═══ EXERCISE INPUTS ═══

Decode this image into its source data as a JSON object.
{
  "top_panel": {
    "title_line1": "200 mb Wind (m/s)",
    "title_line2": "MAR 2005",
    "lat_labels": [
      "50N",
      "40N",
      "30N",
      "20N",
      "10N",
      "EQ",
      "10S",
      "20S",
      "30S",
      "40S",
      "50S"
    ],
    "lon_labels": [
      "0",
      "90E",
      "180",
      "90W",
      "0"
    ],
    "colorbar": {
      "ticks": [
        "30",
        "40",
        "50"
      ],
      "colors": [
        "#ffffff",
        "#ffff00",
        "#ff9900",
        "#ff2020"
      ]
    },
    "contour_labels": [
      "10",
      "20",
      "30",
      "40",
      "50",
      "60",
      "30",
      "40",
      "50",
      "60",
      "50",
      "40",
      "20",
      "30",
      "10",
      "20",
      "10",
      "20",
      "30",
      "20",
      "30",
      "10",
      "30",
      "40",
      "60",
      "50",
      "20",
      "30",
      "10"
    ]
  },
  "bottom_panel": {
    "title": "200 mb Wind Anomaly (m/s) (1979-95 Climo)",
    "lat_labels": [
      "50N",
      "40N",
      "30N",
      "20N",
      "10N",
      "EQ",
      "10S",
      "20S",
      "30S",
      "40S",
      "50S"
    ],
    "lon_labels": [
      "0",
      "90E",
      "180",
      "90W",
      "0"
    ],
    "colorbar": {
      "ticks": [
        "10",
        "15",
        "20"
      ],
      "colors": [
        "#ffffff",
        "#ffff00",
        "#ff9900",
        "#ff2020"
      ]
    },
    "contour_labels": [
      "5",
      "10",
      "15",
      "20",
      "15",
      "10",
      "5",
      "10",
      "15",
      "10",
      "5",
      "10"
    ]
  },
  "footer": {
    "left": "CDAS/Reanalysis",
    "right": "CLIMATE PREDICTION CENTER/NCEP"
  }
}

═══

§ **YOUR INSTRUCTIONS**
Using the data above, print every record exactly as shown.

§ **OUTPUT FOR THIS TASK**
Decode this image into its source data as a JSON object.
{
  "top_panel": {
    "title_line1": "200 mb Wind (m/s)",
    "title_line2": "MAR 2005",
    "lat_labels": [
      "50N",
      "40N",
      "30N",
      "20N",
      "10N",
      "EQ",
      "10S",
      "20S",
      "30S",
      "40S",
      "50S"
    ],
    "lon_labels": [
      "0",
      "90E",
      "180",
      "90W",
      "0"
    ],
    "colorbar": {
      "ticks": [
        "30",
        "40",
        "50"
      ],
      "colors": [
        "#ffffff",
        "#ffff00",
        "#ff9900",
        "#ff2020"
      ]
    },
    "contour_labels": [
      "10",
      "20",
      "30",
      "40",
      "50",
      "60",
      "30",
      "40",
      "50",
      "60",
      "50",
      "40",
      "20",
      "30",
      "10",
      "20",
      "10",
      "20",
      "30",
      "20",
      "30",
      "10",
      "30",
      "40",
      "60",
      "50",
      "20",
      "30",
      "10"
    ]
  },
  "bottom_panel": {
    "title": "200 mb Wind Anomaly (m/s) (1979-95 Climo)",
    "lat_labels": [
      "50N",
      "40N",
      "30N",
      "20N",
      "10N",
      "EQ",
      "10S",
      "20S",
      "30S",
      "40S",
      "50S"
    ],
    "lon_labels": [
      "0",
      "90E",
      "180",
      "90W",
      "0"
    ],
    "colorbar": {
      "ticks": [
        "10",
        "15",
        "20"
      ],
      "colors": [
        "#ffffff",
        "#ffff00",
        "#ff9900",
        "#ff2020"
      ]
    },
    "contour_labels": [
      "5",
      "10",
      "15",
      "20",
      "15",
      "10",
      "5",
      "10",
      "15",
      "10",
      "5",
      "10"
    ]
  },
  "footer": {
    "left": "CDAS/Reanalysis",
    "right": "CLIMATE PREDICTION CENTER/NCEP"
  }
}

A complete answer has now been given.